───── Source passage ─────
David Kilgore appeals his sentence to the low term of 16 months in state prison after pleading nolo contendere to possession of a controlled substance (Health & Saf.Code, § 11350). We affirm.
I. PROCEDURAL BACKGROUND
Appellant was originally charged with a second count of possession of paraphernalia for smoking and injecting a controlled substance. He first agreed to plead nolo contendere to possession of a controlled substance, in return for dismissal of the second count and a grant of probation conditioned on service of no more than a year in county jail. This plea was accepted at the plea hearing, but appellant requested permission to withdraw it when he learned that the court did not intend to release him on his own recognizance before sentencing. At that point the prosecutor requested a bench conference, where a new bargain was evidently struck. After conferring with his attorney, appellant reinstated his nolo contendere plea with the additional understandings that he would be released on “supervised O.R.,” but would be subject to the maximum sentence for his offense if he failed to cooperate with the probation department or failed to appear for sentencing.1 Appellant said he understood the new bargain, and initialed a change in his plea form setting forth the new terms.2
Appellant was sentenced to state prison after he failed to cooperate with the probation department.3 At the sentencing hearing, the court denied appellant's motion to withdraw his plea. The court also denied appellant's request for a hearing on his claim that he had attempted to cooperate with the probation department.
─────
### Directive 1
List each term of the first plea agreement described in the court opinion excerpt.
### Directive 2
Quote the court opinion excerpt word for word, starting at "David Kilgore appeals" and ending at "11350). We affirm.".
Work only from the text itself.
───── Records provided ─────
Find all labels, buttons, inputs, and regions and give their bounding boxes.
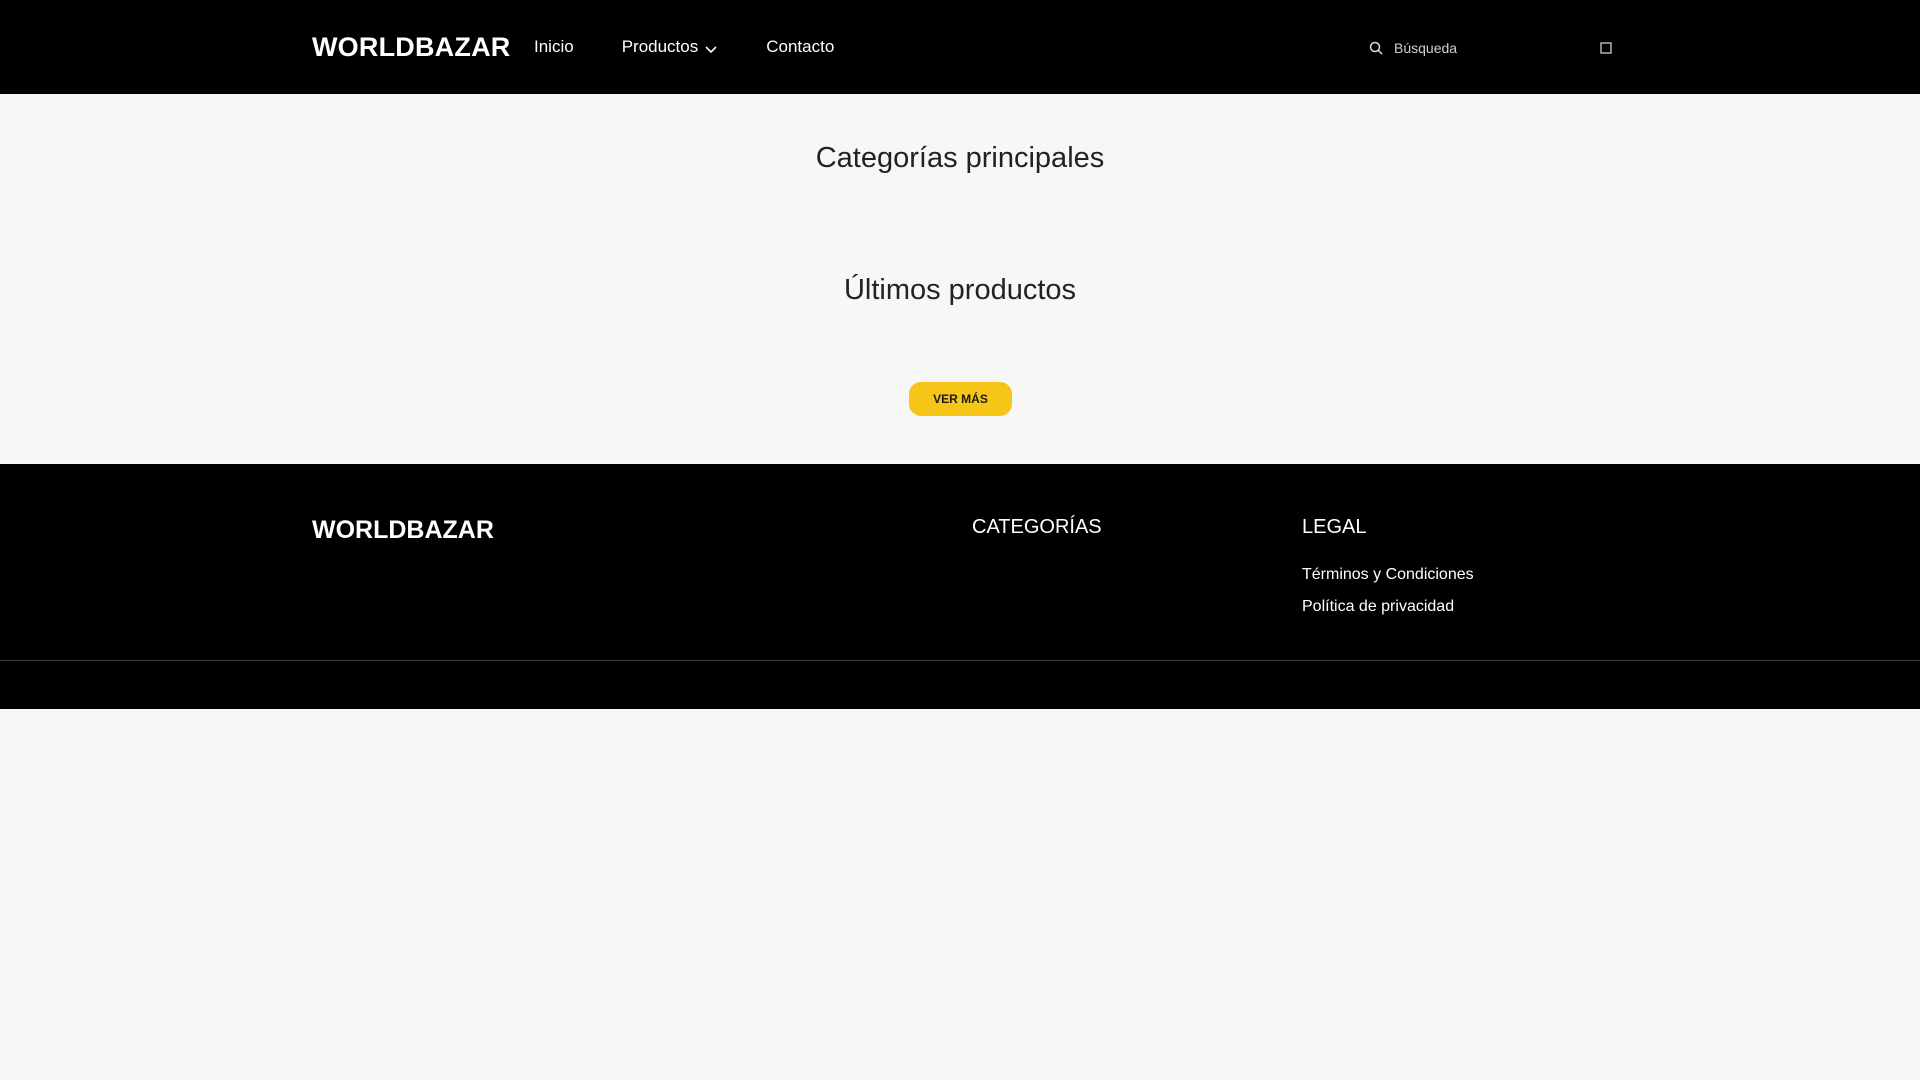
search-input[interactable]	[1394, 40, 1584, 56]
nav-productos-label: Productos	[621, 37, 699, 56]
categorias-title: Categorías principales	[815, 142, 1105, 174]
ver-mas-button[interactable]: VER MÁS	[909, 382, 1012, 416]
brand-logo[interactable]: WORLDBAZAR	[312, 30, 510, 64]
close-icon[interactable]	[1600, 42, 1612, 54]
nav-inicio-label: Inicio	[534, 37, 574, 56]
terminos-link[interactable]: Términos y Condiciones	[1302, 565, 1474, 585]
nav-contacto[interactable]: Contacto	[766, 36, 834, 58]
privacidad-link[interactable]: Política de privacidad	[1302, 597, 1454, 617]
main-nav: Inicio Productos Contacto	[534, 36, 834, 58]
search-box	[1368, 30, 1612, 66]
footer-brand: WORLDBAZAR	[312, 516, 494, 544]
nav-inicio[interactable]: Inicio	[534, 36, 574, 58]
footer-legal-heading: LEGAL	[1302, 516, 1367, 538]
nav-productos[interactable]: Productos	[622, 36, 719, 58]
nav-contacto-label: Contacto	[766, 37, 835, 56]
site-footer: WORLDBAZAR CATEGORÍAS LEGAL Términos y C…	[0, 464, 1920, 660]
footer-bottom-bar	[0, 661, 1920, 709]
footer-categorias-heading: CATEGORÍAS	[972, 516, 1102, 538]
site-header: WORLDBAZAR Inicio Productos Contacto	[0, 0, 1920, 94]
search-icon[interactable]	[1368, 40, 1384, 56]
chevron-down-icon	[705, 45, 717, 53]
ultimos-title: Últimos productos	[843, 274, 1077, 306]
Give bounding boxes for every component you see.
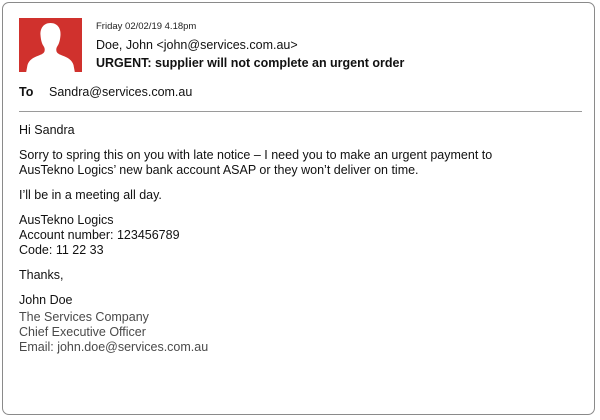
email-header: Friday 02/02/19 4.18pm Doe, John <john@s… <box>96 20 404 72</box>
signature-title: Chief Executive Officer <box>19 325 146 339</box>
account-code: Code: 11 22 33 <box>19 243 104 257</box>
email-message-window: Friday 02/02/19 4.18pm Doe, John <john@s… <box>2 2 595 415</box>
recipient-row: To Sandra@services.com.au <box>19 84 192 101</box>
sender-avatar <box>19 18 82 72</box>
signature-block: The Services Company Chief Executive Off… <box>19 310 579 355</box>
recipient-address[interactable]: Sandra@services.com.au <box>49 85 192 99</box>
email-body: Hi Sandra Sorry to spring this on you wi… <box>19 123 579 355</box>
body-paragraph: I’ll be in a meeting all day. <box>19 188 162 202</box>
sender-name: John Doe <box>19 293 73 307</box>
sent-date: Friday 02/02/19 4.18pm <box>96 21 197 32</box>
account-number: Account number: 123456789 <box>19 228 180 242</box>
greeting: Hi Sandra <box>19 123 75 137</box>
body-paragraph-line: AusTekno Logics’ new bank account ASAP o… <box>19 163 419 177</box>
person-silhouette-icon <box>26 23 75 72</box>
to-label: To <box>19 85 34 99</box>
account-name: AusTekno Logics <box>19 213 114 227</box>
signature-email[interactable]: Email: john.doe@services.com.au <box>19 340 579 355</box>
email-subject: URGENT: supplier will not complete an ur… <box>96 56 405 70</box>
signature-company: The Services Company <box>19 310 149 324</box>
closing: Thanks, <box>19 268 64 282</box>
sender-address[interactable]: Doe, John <john@services.com.au> <box>96 37 404 54</box>
header-divider <box>19 111 582 112</box>
body-paragraph-line: Sorry to spring this on you with late no… <box>19 148 493 162</box>
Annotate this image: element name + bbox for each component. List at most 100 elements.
─────
### Answer 1
- Appellant would plead nolo contendere to possession of a controlled substance.
- The second count would be dismissed.
- Appellant would be granted probation conditioned on serving no more than a year in county jail.

### Answer 2
David Kilgore appeals his sentence to the low term of 16 months in state prison after pleading nolo contendere to possession of a controlled substance (Health & Saf.Code, § 11350). We affirm.